◆ Stated problem
Using the records below, give the number of lines where the word "type" appears, with no further output.

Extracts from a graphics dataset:

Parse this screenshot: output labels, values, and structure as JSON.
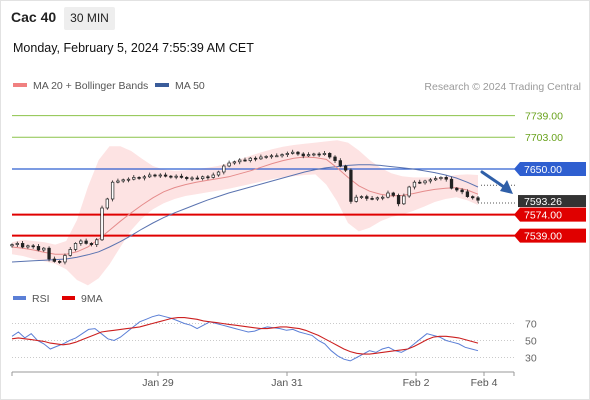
{
  "header": {
    "instrument": "Cac 40",
    "timeframe": "30 MIN"
  },
  "datetime": "Monday, February 5, 2024 7:55:39 AM CET",
  "credit": "Research © 2024 Trading Central",
  "legend_price": [
    {
      "label": "MA 20 + Bollinger Bands",
      "color": "#f08080"
    },
    {
      "label": "MA 50",
      "color": "#3a5c9a"
    }
  ],
  "legend_rsi": [
    {
      "label": "RSI",
      "color": "#5b7fd6"
    },
    {
      "label": "9MA",
      "color": "#e00000"
    }
  ],
  "colors": {
    "resistance": "#8bc34a",
    "pivot": "#2f5fd0",
    "support": "#e00000",
    "current": "#333333",
    "arrow": "#2f5fa8"
  },
  "chart_data": [
    {
      "type": "candlestick",
      "x_tick_labels": [
        "Jan 29",
        "Jan 31",
        "Feb 2",
        "Feb 4"
      ],
      "ylim": [
        7460,
        7765
      ],
      "levels": [
        {
          "value": 7739.0,
          "label": "7739.00",
          "kind": "resistance"
        },
        {
          "value": 7703.0,
          "label": "7703.00",
          "kind": "resistance"
        },
        {
          "value": 7650.0,
          "label": "7650.00",
          "kind": "pivot"
        },
        {
          "value": 7593.26,
          "label": "7593.26",
          "kind": "current"
        },
        {
          "value": 7574.0,
          "label": "7574.00",
          "kind": "support"
        },
        {
          "value": 7539.0,
          "label": "7539.00",
          "kind": "support"
        }
      ],
      "series": [
        {
          "name": "Cac 40",
          "close": [
            7524,
            7526,
            7520,
            7522,
            7521,
            7515,
            7518,
            7500,
            7496,
            7495,
            7506,
            7516,
            7526,
            7530,
            7526,
            7524,
            7532,
            7585,
            7600,
            7628,
            7630,
            7632,
            7633,
            7636,
            7635,
            7637,
            7640,
            7639,
            7640,
            7638,
            7637,
            7638,
            7636,
            7634,
            7635,
            7634,
            7637,
            7636,
            7640,
            7645,
            7655,
            7660,
            7662,
            7665,
            7664,
            7668,
            7667,
            7670,
            7671,
            7672,
            7672,
            7674,
            7676,
            7678,
            7675,
            7672,
            7674,
            7675,
            7674,
            7676,
            7670,
            7664,
            7655,
            7648,
            7596,
            7603,
            7604,
            7601,
            7600,
            7602,
            7603,
            7610,
            7606,
            7592,
            7605,
            7620,
            7628,
            7627,
            7630,
            7632,
            7634,
            7636,
            7633,
            7618,
            7615,
            7612,
            7604,
            7602,
            7598
          ]
        },
        {
          "name": "MA 20",
          "values": [
            7520,
            7518,
            7515,
            7511,
            7508,
            7508,
            7512,
            7520,
            7533,
            7548,
            7563,
            7577,
            7590,
            7602,
            7612,
            7619,
            7624,
            7628,
            7631,
            7634,
            7637,
            7642,
            7647,
            7653,
            7659,
            7664,
            7668,
            7670,
            7669,
            7666,
            7652,
            7636,
            7622,
            7613,
            7608,
            7605,
            7606,
            7609,
            7613,
            7616,
            7618,
            7619,
            7615,
            7608
          ]
        },
        {
          "name": "Upper Bollinger Band",
          "values": [
            7528,
            7532,
            7530,
            7528,
            7524,
            7530,
            7565,
            7620,
            7665,
            7688,
            7688,
            7680,
            7667,
            7655,
            7649,
            7647,
            7648,
            7650,
            7652,
            7655,
            7660,
            7666,
            7672,
            7678,
            7683,
            7687,
            7690,
            7692,
            7694,
            7696,
            7698,
            7694,
            7681,
            7665,
            7652,
            7643,
            7638,
            7636,
            7636,
            7636,
            7637,
            7640,
            7641,
            7640
          ]
        },
        {
          "name": "Lower Bollinger Band",
          "values": [
            7508,
            7505,
            7500,
            7496,
            7492,
            7483,
            7465,
            7456,
            7468,
            7491,
            7520,
            7548,
            7568,
            7583,
            7593,
            7600,
            7605,
            7608,
            7611,
            7614,
            7617,
            7621,
            7625,
            7629,
            7633,
            7636,
            7638,
            7640,
            7641,
            7624,
            7596,
            7560,
            7546,
            7552,
            7563,
            7570,
            7574,
            7580,
            7587,
            7595,
            7600,
            7603,
            7598,
            7590
          ]
        },
        {
          "name": "MA 50",
          "values": [
            7495,
            7496,
            7497,
            7498,
            7499,
            7500,
            7503,
            7507,
            7512,
            7520,
            7529,
            7539,
            7550,
            7560,
            7569,
            7577,
            7584,
            7591,
            7598,
            7604,
            7610,
            7615,
            7620,
            7625,
            7630,
            7635,
            7640,
            7645,
            7649,
            7652,
            7654,
            7656,
            7657,
            7657,
            7656,
            7654,
            7652,
            7650,
            7647,
            7644,
            7640,
            7635,
            7628,
            7620
          ]
        }
      ]
    },
    {
      "type": "line",
      "ylim": [
        20,
        80
      ],
      "y_tick_labels": [
        "70",
        "50",
        "30"
      ],
      "y_ticks": [
        70,
        50,
        30
      ],
      "series": [
        {
          "name": "RSI",
          "values": [
            55,
            60,
            53,
            58,
            50,
            46,
            40,
            43,
            46,
            50,
            53,
            58,
            63,
            64,
            58,
            52,
            50,
            54,
            60,
            66,
            72,
            75,
            78,
            80,
            78,
            76,
            73,
            70,
            68,
            64,
            68,
            72,
            70,
            68,
            66,
            64,
            62,
            60,
            61,
            64,
            66,
            65,
            64,
            62,
            63,
            60,
            58,
            56,
            50,
            46,
            38,
            32,
            28,
            26,
            30,
            34,
            38,
            36,
            40,
            42,
            38,
            36,
            40,
            46,
            52,
            58,
            56,
            54,
            50,
            48,
            46,
            42,
            40,
            38
          ]
        },
        {
          "name": "9MA",
          "values": [
            52,
            53,
            52,
            51,
            50,
            49,
            47,
            46,
            45,
            46,
            48,
            51,
            54,
            57,
            60,
            61,
            62,
            63,
            64,
            65,
            66,
            68,
            70,
            72,
            74,
            76,
            77,
            77,
            76,
            75,
            73,
            72,
            71,
            70,
            69,
            68,
            67,
            66,
            65,
            64,
            64,
            65,
            66,
            66,
            65,
            64,
            62,
            59,
            56,
            52,
            48,
            44,
            40,
            37,
            35,
            34,
            34,
            35,
            36,
            37,
            38,
            39,
            40,
            43,
            47,
            51,
            54,
            55,
            55,
            54,
            53,
            51,
            49,
            47
          ]
        }
      ]
    }
  ]
}
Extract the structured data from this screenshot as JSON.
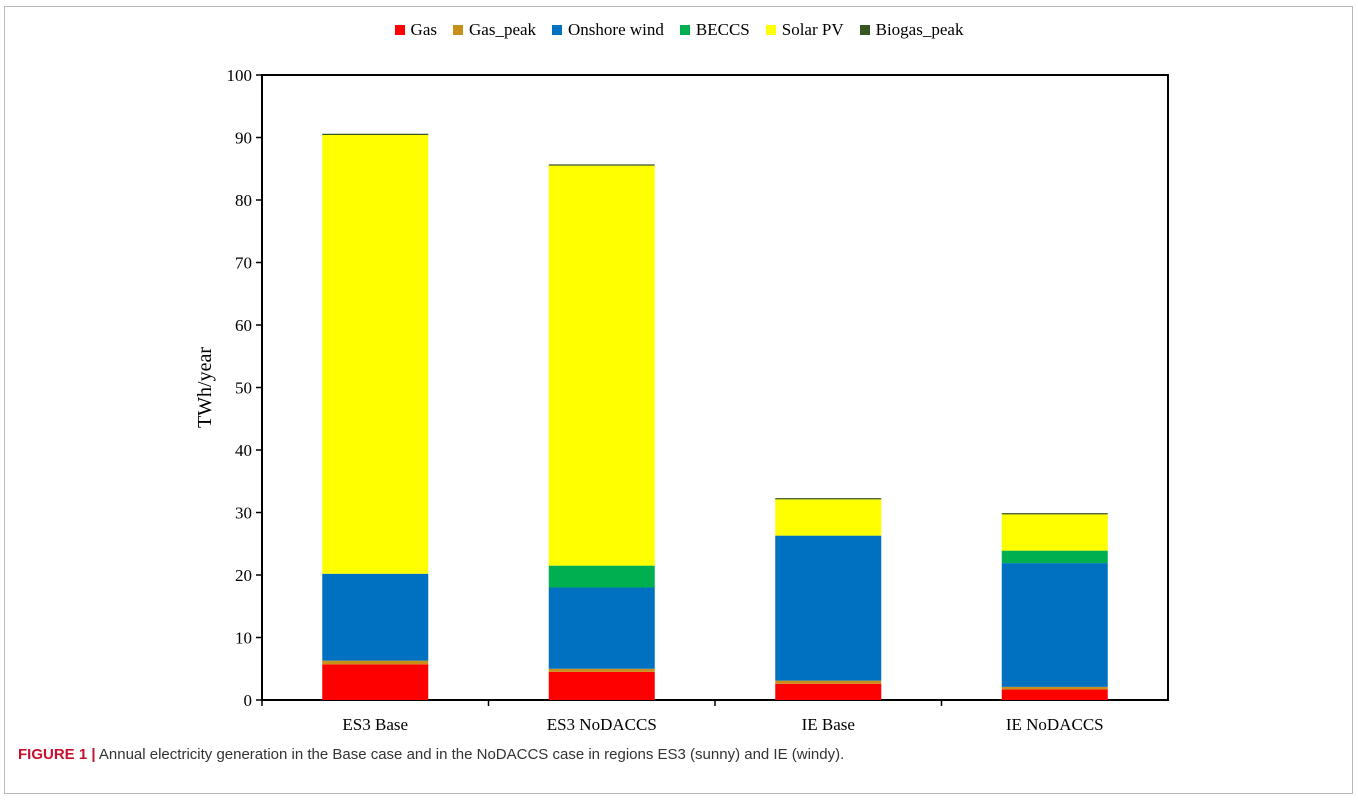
{
  "chart_data": {
    "type": "bar",
    "stacked": true,
    "categories": [
      "ES3 Base",
      "ES3 NoDACCS",
      "IE Base",
      "IE NoDACCS"
    ],
    "series": [
      {
        "name": "Gas",
        "color": "#ff0000",
        "values": [
          5.7,
          4.5,
          2.6,
          1.7
        ]
      },
      {
        "name": "Gas_peak",
        "color": "#c8901a",
        "values": [
          0.6,
          0.5,
          0.5,
          0.4
        ]
      },
      {
        "name": "Onshore wind",
        "color": "#0070c0",
        "values": [
          13.9,
          13.0,
          23.2,
          19.8
        ]
      },
      {
        "name": "BECCS",
        "color": "#00b050",
        "values": [
          0.0,
          3.5,
          0.0,
          2.0
        ]
      },
      {
        "name": "Solar PV",
        "color": "#ffff00",
        "values": [
          70.2,
          64.0,
          5.8,
          5.8
        ]
      },
      {
        "name": "Biogas_peak",
        "color": "#375623",
        "values": [
          0.2,
          0.2,
          0.2,
          0.2
        ]
      }
    ],
    "ylabel": "TWh/year",
    "ylim": [
      0,
      100
    ],
    "yticks": [
      "0",
      "10",
      "20",
      "30",
      "40",
      "50",
      "60",
      "70",
      "80",
      "90",
      "100"
    ],
    "legend_position": "top",
    "grid": false
  },
  "caption": {
    "label": "FIGURE 1 |",
    "text": " Annual electricity generation in the Base case and in the NoDACCS case in regions ES3 (sunny) and IE (windy)."
  }
}
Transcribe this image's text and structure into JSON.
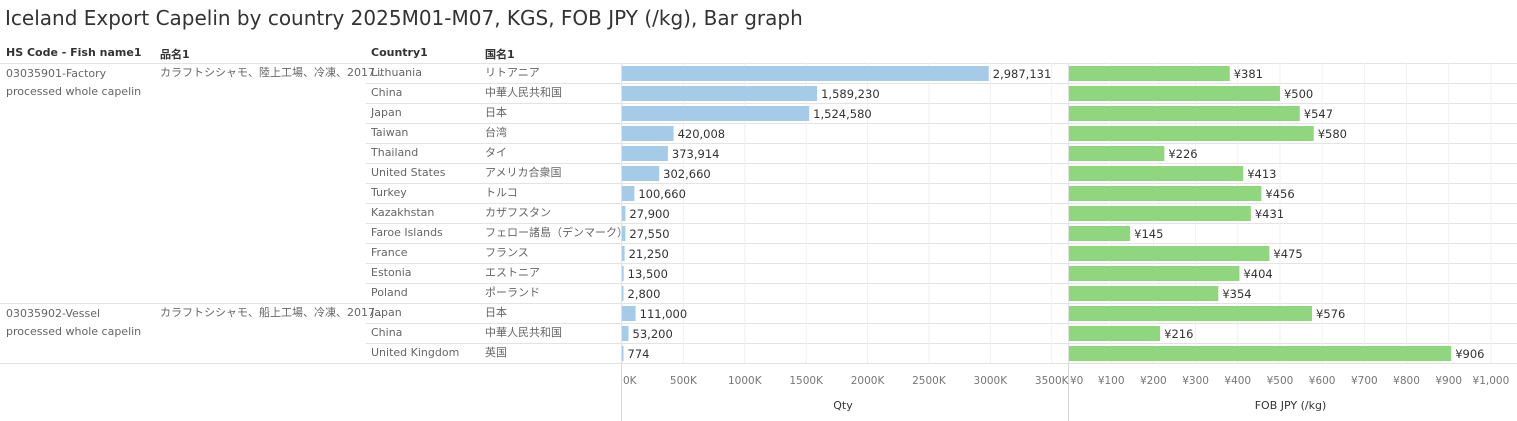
{
  "title": "Iceland Export Capelin by country 2025M01-M07, KGS, FOB JPY (/kg), Bar graph",
  "headers": {
    "hs_code": "HS Code - Fish name1",
    "hinmei": "品名1",
    "country": "Country1",
    "kokumei": "国名1"
  },
  "groups": [
    {
      "hs_code": "03035901-Factory processed whole capelin",
      "hinmei": "カラフトシシャモ、陸上工場、冷凍、2017..",
      "rows": 12
    },
    {
      "hs_code": "03035902-Vessel processed whole capelin",
      "hinmei": "カラフトシシャモ、船上工場、冷凍、2017..",
      "rows": 3
    }
  ],
  "colors": {
    "qty_bar": "#a6cbe8",
    "fob_bar": "#8fd67e"
  },
  "chart_data": {
    "type": "bar",
    "categories": [
      "Lithuania",
      "China",
      "Japan",
      "Taiwan",
      "Thailand",
      "United States",
      "Turkey",
      "Kazakhstan",
      "Faroe Islands",
      "France",
      "Estonia",
      "Poland",
      "Japan",
      "China",
      "United Kingdom"
    ],
    "categories_ja": [
      "リトアニア",
      "中華人民共和国",
      "日本",
      "台湾",
      "タイ",
      "アメリカ合衆国",
      "トルコ",
      "カザフスタン",
      "フェロー諸島（デンマーク）",
      "フランス",
      "エストニア",
      "ポーランド",
      "日本",
      "中華人民共和国",
      "英国"
    ],
    "series": [
      {
        "name": "Qty",
        "values": [
          2987131,
          1589230,
          1524580,
          420008,
          373914,
          302660,
          100660,
          27900,
          27550,
          21250,
          13500,
          2800,
          111000,
          53200,
          774
        ],
        "labels": [
          "2,987,131",
          "1,589,230",
          "1,524,580",
          "420,008",
          "373,914",
          "302,660",
          "100,660",
          "27,900",
          "27,550",
          "21,250",
          "13,500",
          "2,800",
          "111,000",
          "53,200",
          "774"
        ],
        "xlabel": "Qty",
        "xlim": [
          0,
          3600000
        ],
        "ticks": [
          0,
          500000,
          1000000,
          1500000,
          2000000,
          2500000,
          3000000,
          3500000
        ],
        "tick_labels": [
          "0K",
          "500K",
          "1000K",
          "1500K",
          "2000K",
          "2500K",
          "3000K",
          "3500K"
        ]
      },
      {
        "name": "FOB JPY (/kg)",
        "values": [
          381,
          500,
          547,
          580,
          226,
          413,
          456,
          431,
          145,
          475,
          404,
          354,
          576,
          216,
          906
        ],
        "labels": [
          "¥381",
          "¥500",
          "¥547",
          "¥580",
          "¥226",
          "¥413",
          "¥456",
          "¥431",
          "¥145",
          "¥475",
          "¥404",
          "¥354",
          "¥576",
          "¥216",
          "¥906"
        ],
        "xlabel": "FOB JPY (/kg)",
        "xlim": [
          0,
          1050
        ],
        "ticks": [
          0,
          100,
          200,
          300,
          400,
          500,
          600,
          700,
          800,
          900,
          1000
        ],
        "tick_labels": [
          "¥0",
          "¥100",
          "¥200",
          "¥300",
          "¥400",
          "¥500",
          "¥600",
          "¥700",
          "¥800",
          "¥900",
          "¥1,000"
        ]
      }
    ],
    "grid": true,
    "legend": "none"
  }
}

◆ Problem solution
4